WRITTEN TASK - Extract every line that contains the word "Edges".

Source data
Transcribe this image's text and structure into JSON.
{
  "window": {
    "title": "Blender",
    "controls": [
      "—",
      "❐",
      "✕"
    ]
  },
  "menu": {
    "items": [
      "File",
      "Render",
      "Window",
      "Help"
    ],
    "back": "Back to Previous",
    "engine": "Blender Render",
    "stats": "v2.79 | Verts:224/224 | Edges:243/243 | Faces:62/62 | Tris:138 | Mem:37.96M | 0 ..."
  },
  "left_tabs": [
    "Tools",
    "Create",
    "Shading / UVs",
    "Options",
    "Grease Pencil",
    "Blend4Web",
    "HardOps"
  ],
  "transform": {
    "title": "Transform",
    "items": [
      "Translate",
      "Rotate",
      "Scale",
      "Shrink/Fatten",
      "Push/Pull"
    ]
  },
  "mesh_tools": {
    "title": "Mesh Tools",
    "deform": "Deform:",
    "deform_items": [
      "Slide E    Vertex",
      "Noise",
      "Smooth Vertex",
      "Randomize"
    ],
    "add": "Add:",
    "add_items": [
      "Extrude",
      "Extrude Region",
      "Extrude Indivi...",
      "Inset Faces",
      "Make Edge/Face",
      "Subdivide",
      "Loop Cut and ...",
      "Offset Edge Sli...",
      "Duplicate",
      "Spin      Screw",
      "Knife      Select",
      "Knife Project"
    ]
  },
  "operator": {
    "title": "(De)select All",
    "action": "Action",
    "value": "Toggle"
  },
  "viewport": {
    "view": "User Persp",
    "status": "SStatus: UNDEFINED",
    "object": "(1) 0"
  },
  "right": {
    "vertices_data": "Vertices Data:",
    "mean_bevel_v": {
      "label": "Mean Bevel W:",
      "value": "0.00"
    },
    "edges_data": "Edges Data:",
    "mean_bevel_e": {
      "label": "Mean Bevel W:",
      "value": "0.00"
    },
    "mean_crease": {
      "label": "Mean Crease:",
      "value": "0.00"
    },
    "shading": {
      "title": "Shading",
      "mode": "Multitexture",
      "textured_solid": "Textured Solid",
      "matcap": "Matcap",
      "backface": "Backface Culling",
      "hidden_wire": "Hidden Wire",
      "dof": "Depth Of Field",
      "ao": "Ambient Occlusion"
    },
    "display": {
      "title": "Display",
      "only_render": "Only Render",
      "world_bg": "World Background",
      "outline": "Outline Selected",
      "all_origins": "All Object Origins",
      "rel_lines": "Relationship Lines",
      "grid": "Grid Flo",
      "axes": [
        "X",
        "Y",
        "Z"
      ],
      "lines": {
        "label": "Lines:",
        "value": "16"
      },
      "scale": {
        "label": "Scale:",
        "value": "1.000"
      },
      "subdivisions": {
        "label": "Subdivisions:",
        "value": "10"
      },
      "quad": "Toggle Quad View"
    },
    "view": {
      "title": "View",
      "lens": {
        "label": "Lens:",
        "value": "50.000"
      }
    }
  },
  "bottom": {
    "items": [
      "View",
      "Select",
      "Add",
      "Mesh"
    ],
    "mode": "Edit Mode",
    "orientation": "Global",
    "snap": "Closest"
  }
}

--

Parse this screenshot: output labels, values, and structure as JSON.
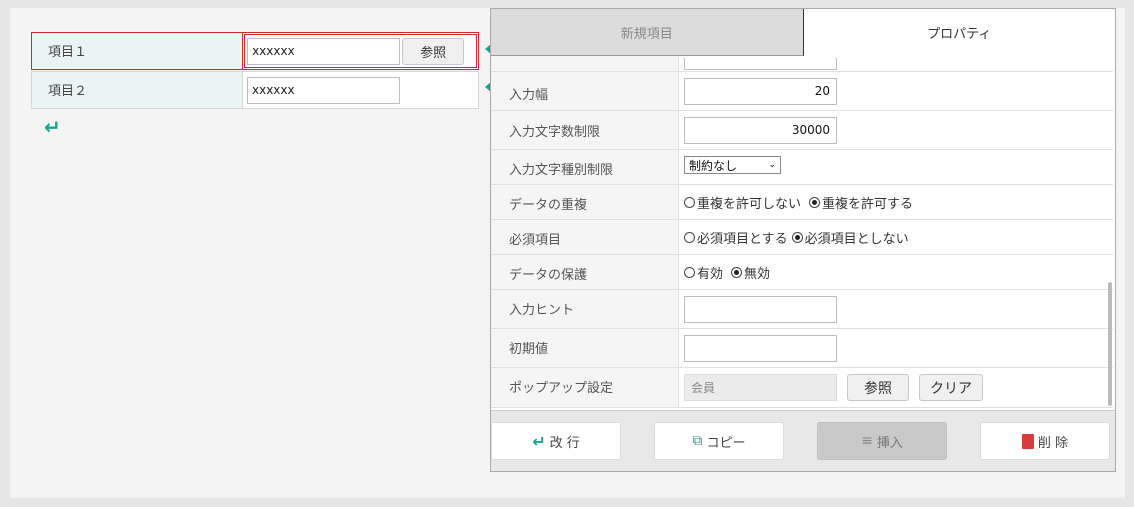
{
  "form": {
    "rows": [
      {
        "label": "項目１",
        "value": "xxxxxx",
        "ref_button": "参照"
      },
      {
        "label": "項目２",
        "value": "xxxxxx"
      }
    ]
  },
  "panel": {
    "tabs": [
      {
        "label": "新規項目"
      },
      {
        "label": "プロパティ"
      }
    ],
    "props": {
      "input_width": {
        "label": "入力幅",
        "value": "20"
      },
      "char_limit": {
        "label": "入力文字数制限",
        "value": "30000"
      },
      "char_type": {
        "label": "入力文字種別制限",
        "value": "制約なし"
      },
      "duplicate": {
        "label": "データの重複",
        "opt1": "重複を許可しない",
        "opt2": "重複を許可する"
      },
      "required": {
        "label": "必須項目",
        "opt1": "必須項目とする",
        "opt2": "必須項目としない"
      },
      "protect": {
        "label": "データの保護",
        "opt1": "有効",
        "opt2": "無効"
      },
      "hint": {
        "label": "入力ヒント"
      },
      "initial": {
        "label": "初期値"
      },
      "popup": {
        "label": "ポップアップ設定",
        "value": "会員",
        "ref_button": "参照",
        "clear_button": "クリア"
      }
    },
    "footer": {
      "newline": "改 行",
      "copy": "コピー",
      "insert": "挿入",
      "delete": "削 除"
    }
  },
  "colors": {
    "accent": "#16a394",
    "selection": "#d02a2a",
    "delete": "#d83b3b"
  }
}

==

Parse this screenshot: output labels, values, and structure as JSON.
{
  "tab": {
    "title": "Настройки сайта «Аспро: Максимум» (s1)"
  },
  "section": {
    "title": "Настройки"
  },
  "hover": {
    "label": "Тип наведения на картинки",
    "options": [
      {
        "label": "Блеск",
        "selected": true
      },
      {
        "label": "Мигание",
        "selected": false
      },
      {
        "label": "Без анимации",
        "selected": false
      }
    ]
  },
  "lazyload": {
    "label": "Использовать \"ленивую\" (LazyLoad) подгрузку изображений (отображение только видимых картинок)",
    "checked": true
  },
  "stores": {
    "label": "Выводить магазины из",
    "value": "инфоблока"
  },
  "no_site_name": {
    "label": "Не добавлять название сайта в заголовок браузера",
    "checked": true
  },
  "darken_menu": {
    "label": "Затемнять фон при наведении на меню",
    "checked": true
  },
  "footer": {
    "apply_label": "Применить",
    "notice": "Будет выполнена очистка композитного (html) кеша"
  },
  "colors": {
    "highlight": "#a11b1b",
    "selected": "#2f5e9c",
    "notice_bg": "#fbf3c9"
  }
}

WORKED SOLUTION -
    "stats": "v2.79 | Verts:224/224 | Edges:243/243 | Faces:62/62 | Tris:138 | Mem:37.96M | 0 ..."
    "edges_data": "Edges Data:",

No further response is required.